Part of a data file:
(begin)

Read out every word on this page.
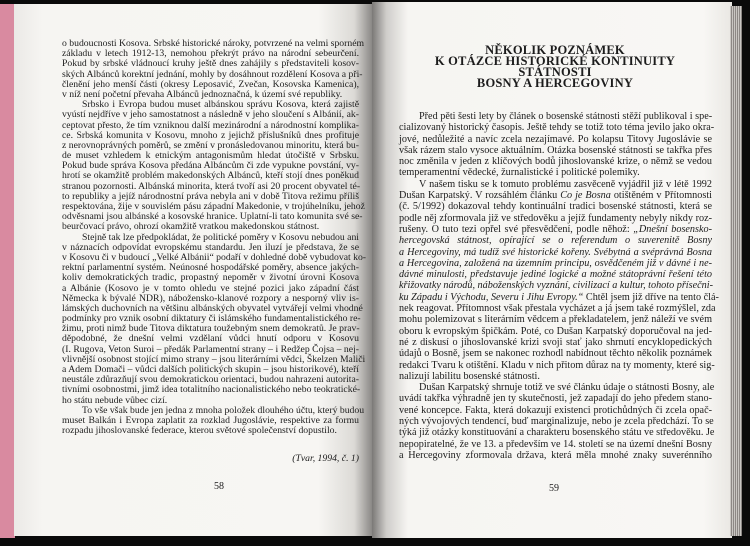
o budoucnosti Kosova. Srbské historické nároky, potvrzené na velmi sporném
základu v letech 1912-13, nemohou překrýt právo na národní sebeurčení.
Pokud by srbské vládnoucí kruhy ještě dnes zahájily s představiteli kosov-
ských Albánců korektní jednání, mohly by dosáhnout rozdělení Kosova a při-
členění jeho menší části (okresy Leposavić, Zvečan, Kosovska Kamenica),
v níž není početní převaha Albánců jednoznačná, k území své republiky.
Srbsko i Evropa budou muset albánskou správu Kosova, která zajistě
vyústí nejdříve v jeho samostatnost a následně v jeho sloučení s Albánií, ak-
ceptovat přesto, že tím vzniknou další mezinárodní a národnostní komplika-
ce. Srbská komunita v Kosovu, mnoho z jejichž příslušníků dnes profituje
z nerovnoprávných poměrů, se změní v pronásledovanou minoritu, která bu-
de muset vzhledem k etnickým antagonismům hledat útočiště v Srbsku.
Pokud bude správa Kosova předána Albáncům či zde vypukne povstání, vy-
hrotí se okamžitě problém makedonských Albánců, kteří stojí dnes poněkud
stranou pozornosti. Albánská minorita, která tvoří asi 20 procent obyvatel té-
to republiky a jejíž národnostní práva nebyla ani v době Titova režimu příliš
respektována, žije v souvislém pásu západní Makedonie, v trojúhelníku, jehož
odvěsnami jsou albánské a kosovské hranice. Uplatní-li tato komunita své se-
beurčovací právo, ohrozí okamžitě vratkou makedonskou státnost.
Stejně tak lze předpokládat, že politické poměry v Kosovu nebudou ani
v náznacích odpovídat evropskému standardu. Jen iluzí je představa, že se
v Kosovu či v budoucí „Velké Albánii“ podaří v dohledné době vybudovat ko-
rektní parlamentní systém. Neúnosné hospodářské poměry, absence jakých-
koliv demokratických tradic, propastný nepoměr v životní úrovni Kosova
a Albánie (Kosovo je v tomto ohledu ve stejné pozici jako západní část
Německa k bývalé NDR), nábožensko-klanové rozpory a nesporný vliv is-
lámských duchovních na většinu albánských obyvatel vytvářejí velmi vhodné
podmínky pro vznik osobní diktatury či islámského fundamentalistického re-
žimu, proti nimž bude Titova diktatura toužebným snem demokratů. Je prav-
děpodobné, že dnešní velmi vzdělaní vůdci hnutí odporu v Kosovu
(I. Rugova, Veton Suroi – předák Parlamentní strany – i Redžep Čojsa – nej-
vlivnější osobnost stojící mimo strany – jsou literárními vědci, Škelzen Maliči
a Adem Domači – vůdci dalších politických skupin – jsou historikové), kteří
neustále zdůrazňují svou demokratickou orientaci, budou nahrazeni autorita-
tivními osobnostmi, jimž idea totalitního nacionalistického nebo teokratické-
ho státu nebude vůbec cizí.
To vše však bude jen jedna z mnoha položek dlouhého účtu, který budou
muset Balkán i Evropa zaplatit za rozklad Jugoslávie, respektive za formu
rozpadu jihoslovanské federace, kterou světové společenství dopustilo.
(Tvar, 1994, č. 1)
58
NĚKOLIK POZNÁMEK
K OTÁZCE HISTORICKÉ KONTINUITY
STÁTNOSTI
BOSNY A HERCEGOVINY
Před pěti šesti lety by článek o bosenské státnosti stěží publikoval i spe-
cializovaný historický časopis. Ještě tehdy se totiž toto téma jevilo jako okra-
jové, nedůležité a navíc zcela nezajímavé. Po kolapsu Titovy Jugoslávie se
však rázem stalo vysoce aktuálním. Otázka bosenské státnosti se takřka přes
noc změnila v jeden z klíčových bodů jihoslovanské krize, o němž se vedou
temperamentní vědecké, žurnalistické i politické polemiky.
V našem tisku se k tomuto problému zasvěceně vyjádřil již v létě 1992
Dušan Karpatský. V rozsáhlém článku Co je Bosna otištěném v Přítomnosti
(č. 5/1992) dokazoval tehdy kontinuální tradici bosenské státnosti, která se
podle něj zformovala již ve středověku a jejíž fundamenty nebyly nikdy roz-
rušeny. O tuto tezi opřel své přesvědčení, podle něhož: „Dnešní bosensko-
hercegovská státnost, opírající se o referendum o suverenitě Bosny
a Hercegoviny, má tudíž své historické kořeny. Svébytná a svéprávná Bosna
a Hercegovina, založená na územním principu, osvědčeném již v dávné i ne-
dávné minulosti, představuje jediné logické a možné státoprávní řešení této
křižovatky národů, náboženských vyznání, civilizací a kultur, tohoto přísečni-
ku Západu i Východu, Severu i Jihu Evropy.“ Chtěl jsem již dříve na tento člá-
nek reagovat. Přítomnost však přestala vycházet a já jsem také rozmýšlel, zda
mohu polemizovat s literárním vědcem a překladatelem, jenž náleží ve svém
oboru k evropským špičkám. Poté, co Dušan Karpatský doporučoval na jed-
né z diskusí o jihoslovanské krizi svoji stať jako shrnutí encyklopedických
údajů o Bosně, jsem se nakonec rozhodl nabídnout těchto několik poznámek
redakci Tvaru k otištění. Kladu v nich přitom důraz na ty momenty, které sig-
nalizují labilitu bosenské státnosti.
Dušan Karpatský shrnuje totiž ve své článku údaje o státnosti Bosny, ale
uvádí takřka výhradně jen ty skutečnosti, jež zapadají do jeho předem stano-
vené koncepce. Fakta, která dokazují existenci protichůdných či zcela opač-
ných vývojových tendencí, buď marginalizuje, nebo je zcela předchází. To se
týká již otázky konstituování a charakteru bosenského státu ve středověku. Je
nepopiratelné, že ve 13. a především ve 14. století se na území dnešní Bosny
a Hercegoviny zformovala država, která měla mnohé znaky suverénního
59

(end)

*Do this*
Leave out all pictures, then copy the remaining material exactly.

*Exercise output*
Read out every word on this page.
o budoucnosti Kosova. Srbské historické nároky, potvrzené na velmi sporném
základu v letech 1912-13, nemohou překrýt právo na národní sebeurčení.
Pokud by srbské vládnoucí kruhy ještě dnes zahájily s představiteli kosov-
ských Albánců korektní jednání, mohly by dosáhnout rozdělení Kosova a při-
členění jeho menší části (okresy Leposavić, Zvečan, Kosovska Kamenica),
v níž není početní převaha Albánců jednoznačná, k území své republiky.
Srbsko i Evropa budou muset albánskou správu Kosova, která zajistě
vyústí nejdříve v jeho samostatnost a následně v jeho sloučení s Albánií, ak-
ceptovat přesto, že tím vzniknou další mezinárodní a národnostní komplika-
ce. Srbská komunita v Kosovu, mnoho z jejichž příslušníků dnes profituje
z nerovnoprávných poměrů, se změní v pronásledovanou minoritu, která bu-
de muset vzhledem k etnickým antagonismům hledat útočiště v Srbsku.
Pokud bude správa Kosova předána Albáncům či zde vypukne povstání, vy-
hrotí se okamžitě problém makedonských Albánců, kteří stojí dnes poněkud
stranou pozornosti. Albánská minorita, která tvoří asi 20 procent obyvatel té-
to republiky a jejíž národnostní práva nebyla ani v době Titova režimu příliš
respektována, žije v souvislém pásu západní Makedonie, v trojúhelníku, jehož
odvěsnami jsou albánské a kosovské hranice. Uplatní-li tato komunita své se-
beurčovací právo, ohrozí okamžitě vratkou makedonskou státnost.
Stejně tak lze předpokládat, že politické poměry v Kosovu nebudou ani
v náznacích odpovídat evropskému standardu. Jen iluzí je představa, že se
v Kosovu či v budoucí „Velké Albánii“ podaří v dohledné době vybudovat ko-
rektní parlamentní systém. Neúnosné hospodářské poměry, absence jakých-
koliv demokratických tradic, propastný nepoměr v životní úrovni Kosova
a Albánie (Kosovo je v tomto ohledu ve stejné pozici jako západní část
Německa k bývalé NDR), nábožensko-klanové rozpory a nesporný vliv is-
lámských duchovních na většinu albánských obyvatel vytvářejí velmi vhodné
podmínky pro vznik osobní diktatury či islámského fundamentalistického re-
žimu, proti nimž bude Titova diktatura toužebným snem demokratů. Je prav-
děpodobné, že dnešní velmi vzdělaní vůdci hnutí odporu v Kosovu
(I. Rugova, Veton Suroi – předák Parlamentní strany – i Redžep Čojsa – nej-
vlivnější osobnost stojící mimo strany – jsou literárními vědci, Škelzen Maliči
a Adem Domači – vůdci dalších politických skupin – jsou historikové), kteří
neustále zdůrazňují svou demokratickou orientaci, budou nahrazeni autorita-
tivními osobnostmi, jimž idea totalitního nacionalistického nebo teokratické-
ho státu nebude vůbec cizí.
To vše však bude jen jedna z mnoha položek dlouhého účtu, který budou
muset Balkán i Evropa zaplatit za rozklad Jugoslávie, respektive za formu
rozpadu jihoslovanské federace, kterou světové společenství dopustilo.
(Tvar, 1994, č. 1)
58
NĚKOLIK POZNÁMEK
K OTÁZCE HISTORICKÉ KONTINUITY
STÁTNOSTI
BOSNY A HERCEGOVINY
Před pěti šesti lety by článek o bosenské státnosti stěží publikoval i spe-
cializovaný historický časopis. Ještě tehdy se totiž toto téma jevilo jako okra-
jové, nedůležité a navíc zcela nezajímavé. Po kolapsu Titovy Jugoslávie se
však rázem stalo vysoce aktuálním. Otázka bosenské státnosti se takřka přes
noc změnila v jeden z klíčových bodů jihoslovanské krize, o němž se vedou
temperamentní vědecké, žurnalistické i politické polemiky.
V našem tisku se k tomuto problému zasvěceně vyjádřil již v létě 1992
Dušan Karpatský. V rozsáhlém článku Co je Bosna otištěném v Přítomnosti
(č. 5/1992) dokazoval tehdy kontinuální tradici bosenské státnosti, která se
podle něj zformovala již ve středověku a jejíž fundamenty nebyly nikdy roz-
rušeny. O tuto tezi opřel své přesvědčení, podle něhož: „Dnešní bosensko-
hercegovská státnost, opírající se o referendum o suverenitě Bosny
a Hercegoviny, má tudíž své historické kořeny. Svébytná a svéprávná Bosna
a Hercegovina, založená na územním principu, osvědčeném již v dávné i ne-
dávné minulosti, představuje jediné logické a možné státoprávní řešení této
křižovatky národů, náboženských vyznání, civilizací a kultur, tohoto přísečni-
ku Západu i Východu, Severu i Jihu Evropy.“ Chtěl jsem již dříve na tento člá-
nek reagovat. Přítomnost však přestala vycházet a já jsem také rozmýšlel, zda
mohu polemizovat s literárním vědcem a překladatelem, jenž náleží ve svém
oboru k evropským špičkám. Poté, co Dušan Karpatský doporučoval na jed-
né z diskusí o jihoslovanské krizi svoji stať jako shrnutí encyklopedických
údajů o Bosně, jsem se nakonec rozhodl nabídnout těchto několik poznámek
redakci Tvaru k otištění. Kladu v nich přitom důraz na ty momenty, které sig-
nalizují labilitu bosenské státnosti.
Dušan Karpatský shrnuje totiž ve své článku údaje o státnosti Bosny, ale
uvádí takřka výhradně jen ty skutečnosti, jež zapadají do jeho předem stano-
vené koncepce. Fakta, která dokazují existenci protichůdných či zcela opač-
ných vývojových tendencí, buď marginalizuje, nebo je zcela předchází. To se
týká již otázky konstituování a charakteru bosenského státu ve středověku. Je
nepopiratelné, že ve 13. a především ve 14. století se na území dnešní Bosny
a Hercegoviny zformovala država, která měla mnohé znaky suverénního
59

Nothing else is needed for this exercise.